### [BRIEF]
Gather, from the listing beneath this task, every line holding the string "Performance".

### [RECORD LIST]

.....

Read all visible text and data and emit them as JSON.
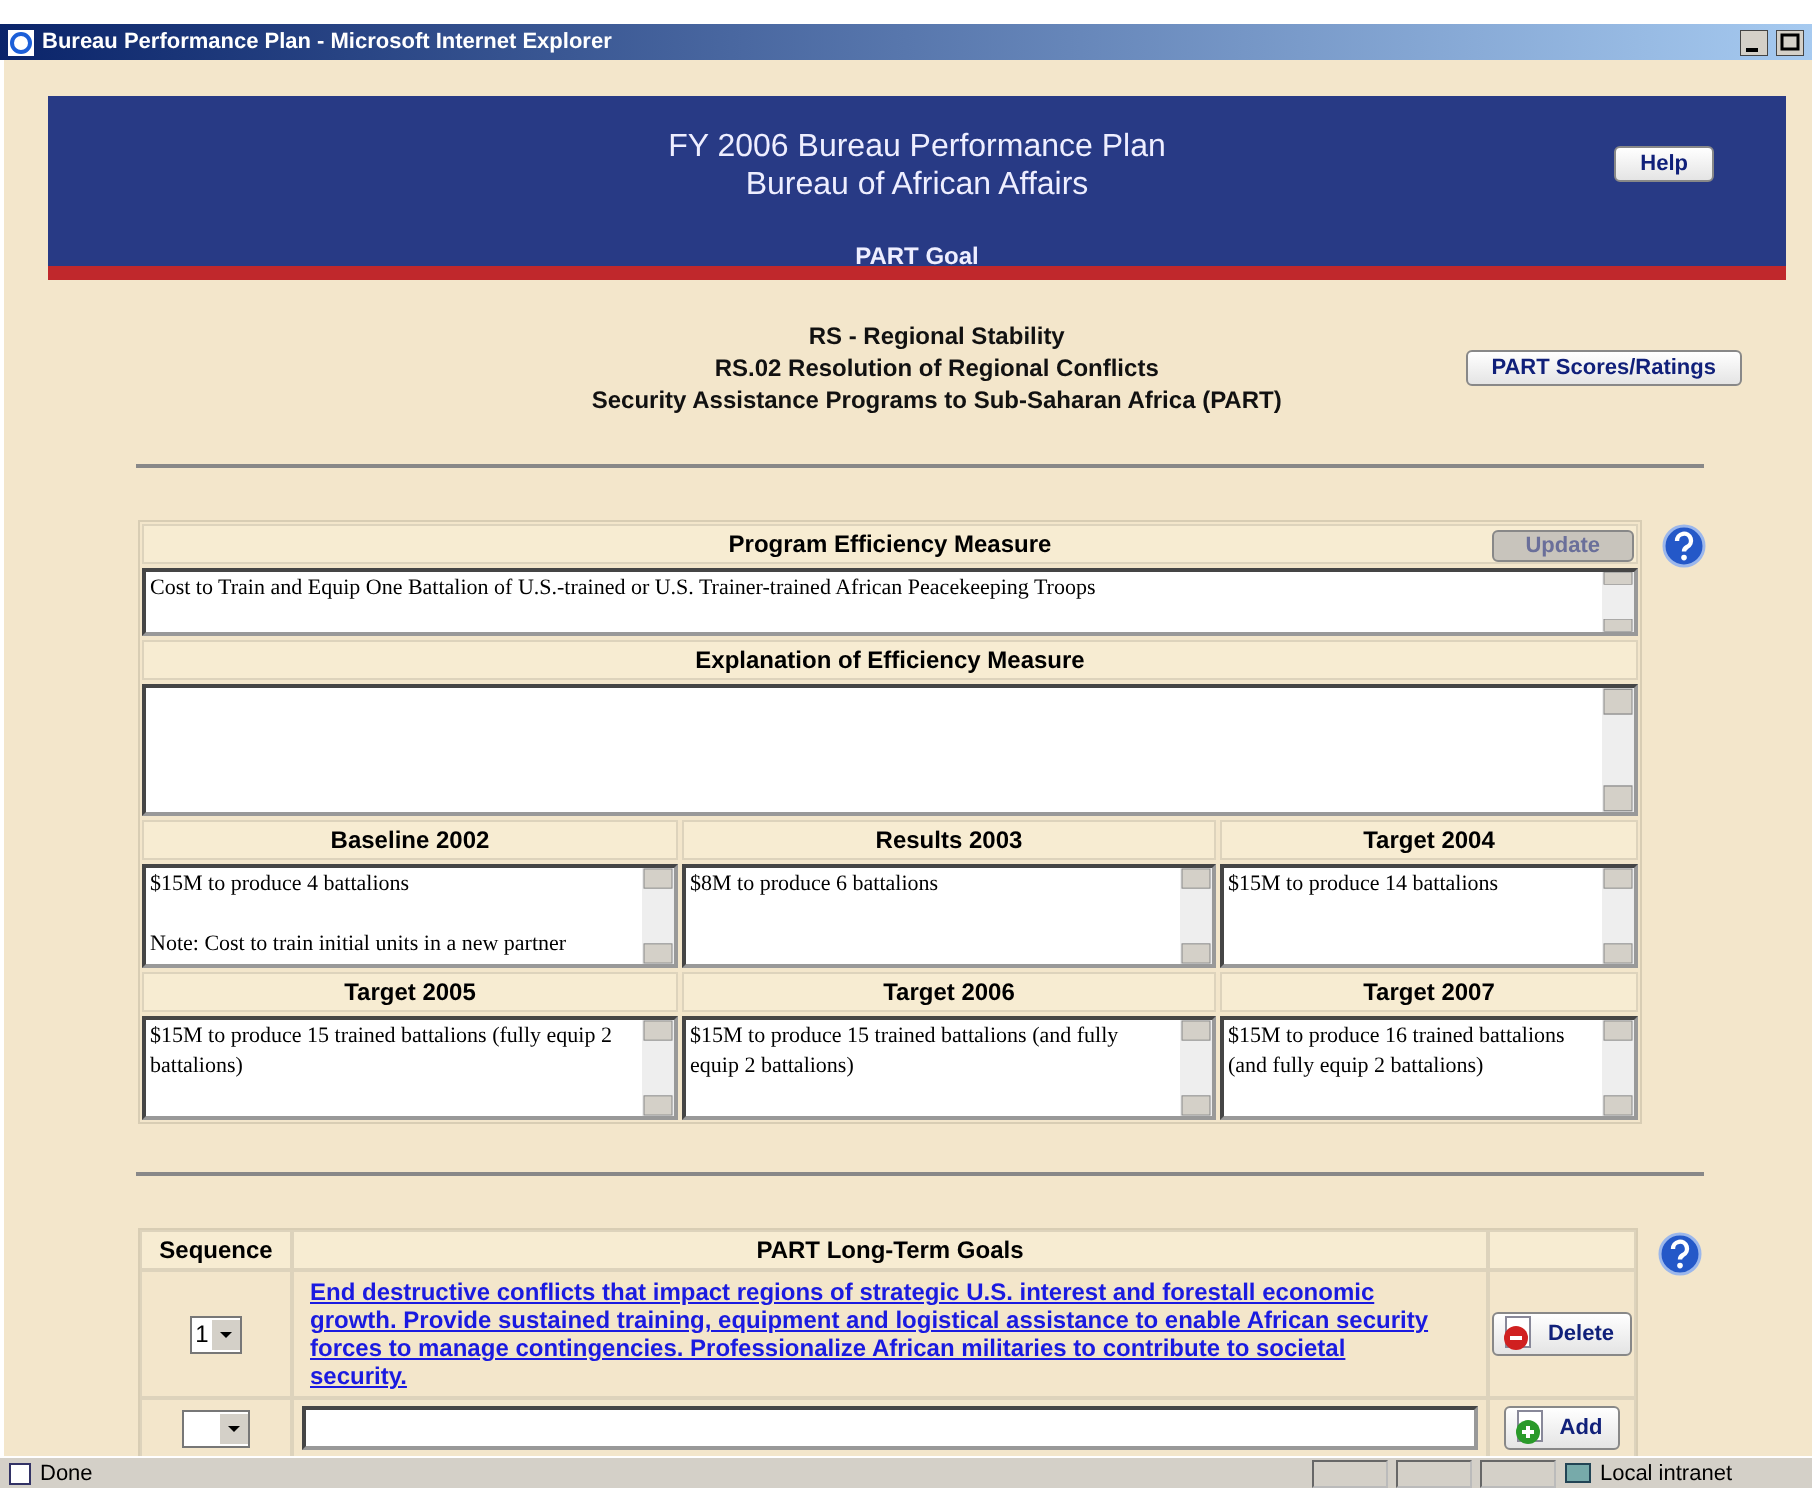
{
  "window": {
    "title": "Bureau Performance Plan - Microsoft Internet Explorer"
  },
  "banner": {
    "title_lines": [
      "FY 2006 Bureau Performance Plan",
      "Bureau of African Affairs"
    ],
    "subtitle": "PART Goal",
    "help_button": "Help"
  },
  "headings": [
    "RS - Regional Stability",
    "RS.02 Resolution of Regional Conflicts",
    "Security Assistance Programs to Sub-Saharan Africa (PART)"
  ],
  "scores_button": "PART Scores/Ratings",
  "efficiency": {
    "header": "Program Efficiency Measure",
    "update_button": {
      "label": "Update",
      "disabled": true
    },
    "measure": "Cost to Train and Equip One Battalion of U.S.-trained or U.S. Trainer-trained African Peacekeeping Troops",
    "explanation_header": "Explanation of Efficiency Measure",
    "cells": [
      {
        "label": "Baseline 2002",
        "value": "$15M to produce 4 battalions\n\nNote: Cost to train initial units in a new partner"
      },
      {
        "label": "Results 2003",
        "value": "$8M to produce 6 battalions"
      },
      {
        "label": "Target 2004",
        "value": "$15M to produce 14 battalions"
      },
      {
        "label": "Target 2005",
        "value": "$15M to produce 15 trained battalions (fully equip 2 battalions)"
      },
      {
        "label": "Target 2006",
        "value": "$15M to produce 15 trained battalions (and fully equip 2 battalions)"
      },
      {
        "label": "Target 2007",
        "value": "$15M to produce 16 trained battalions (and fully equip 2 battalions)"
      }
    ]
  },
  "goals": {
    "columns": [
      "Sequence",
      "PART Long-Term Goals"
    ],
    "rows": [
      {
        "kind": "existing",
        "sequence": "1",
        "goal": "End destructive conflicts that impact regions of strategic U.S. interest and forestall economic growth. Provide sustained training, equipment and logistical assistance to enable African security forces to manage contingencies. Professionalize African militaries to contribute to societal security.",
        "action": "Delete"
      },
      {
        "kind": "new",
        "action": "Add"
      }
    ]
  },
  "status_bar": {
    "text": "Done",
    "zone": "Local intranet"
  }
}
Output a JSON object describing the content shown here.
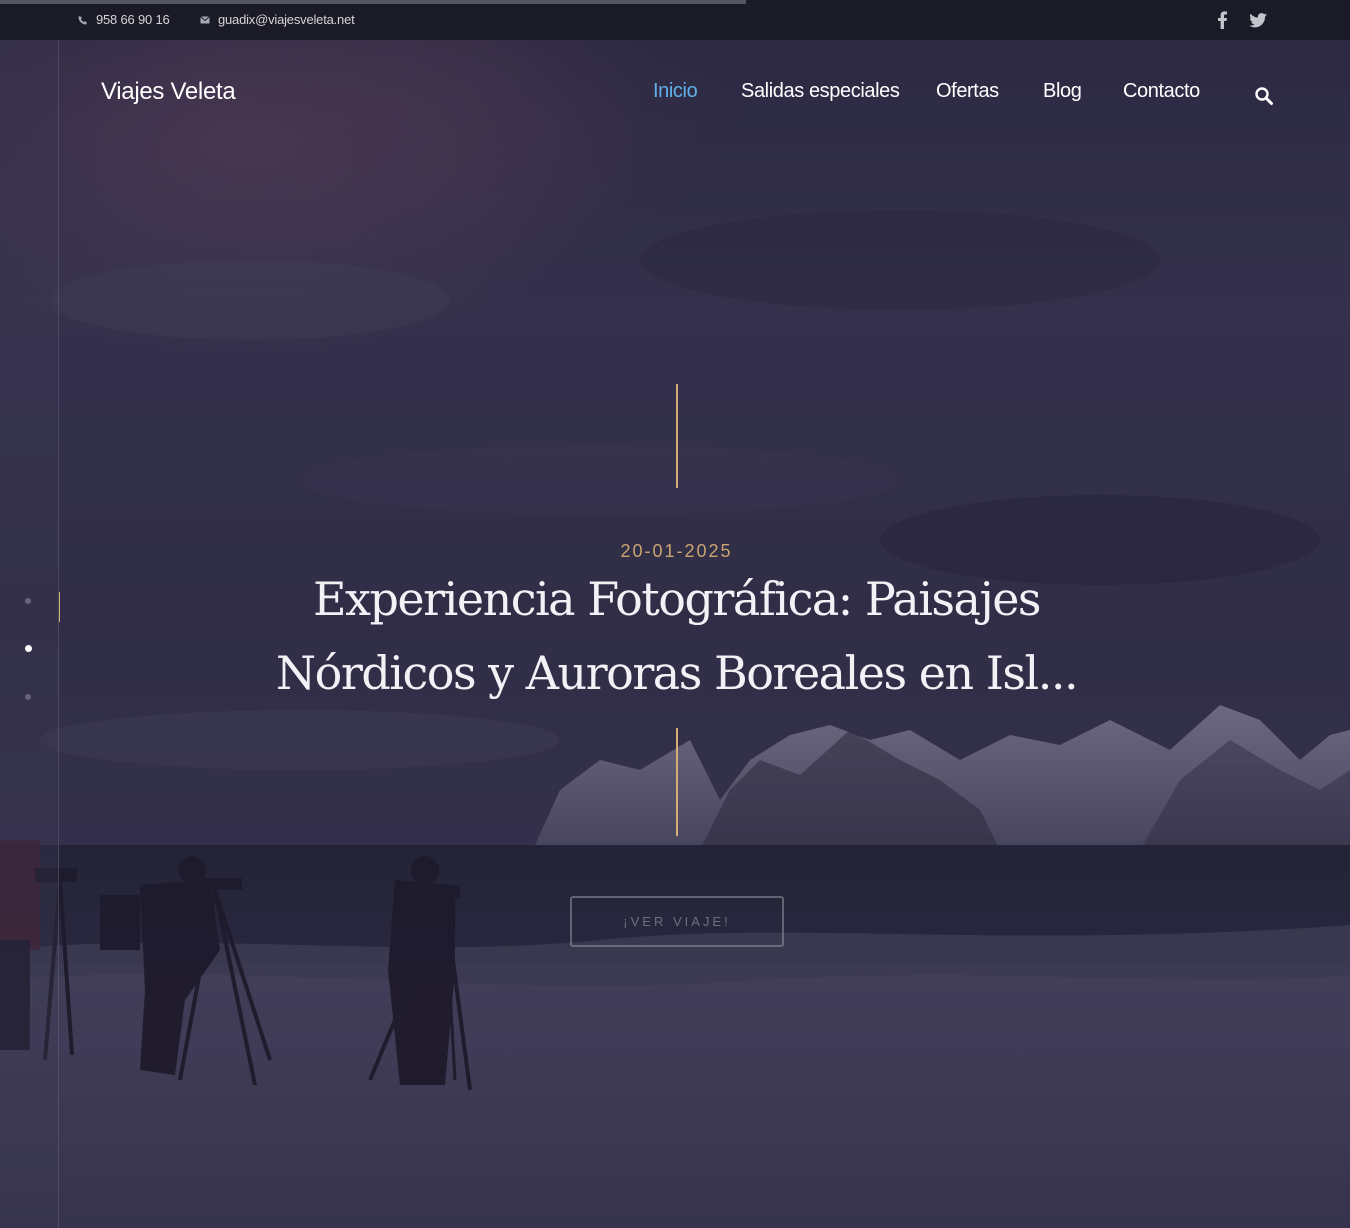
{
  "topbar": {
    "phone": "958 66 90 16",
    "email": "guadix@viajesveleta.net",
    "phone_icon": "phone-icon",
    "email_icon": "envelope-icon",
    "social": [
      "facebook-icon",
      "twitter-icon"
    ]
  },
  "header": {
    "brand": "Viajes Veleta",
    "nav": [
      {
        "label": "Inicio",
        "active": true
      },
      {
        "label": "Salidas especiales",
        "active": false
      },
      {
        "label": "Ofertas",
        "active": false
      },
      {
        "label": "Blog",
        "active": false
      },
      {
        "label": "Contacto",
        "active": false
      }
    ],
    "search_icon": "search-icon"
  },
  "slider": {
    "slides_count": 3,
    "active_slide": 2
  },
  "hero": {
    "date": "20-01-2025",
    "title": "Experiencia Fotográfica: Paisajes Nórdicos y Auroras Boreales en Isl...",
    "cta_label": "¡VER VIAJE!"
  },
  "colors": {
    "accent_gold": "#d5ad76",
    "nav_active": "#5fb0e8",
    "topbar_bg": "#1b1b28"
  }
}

.....

### [FULL ANSWER]
    "title": "Bureau Performance Plan - Microsoft Internet Explorer"
      "FY 2006 Bureau Performance Plan",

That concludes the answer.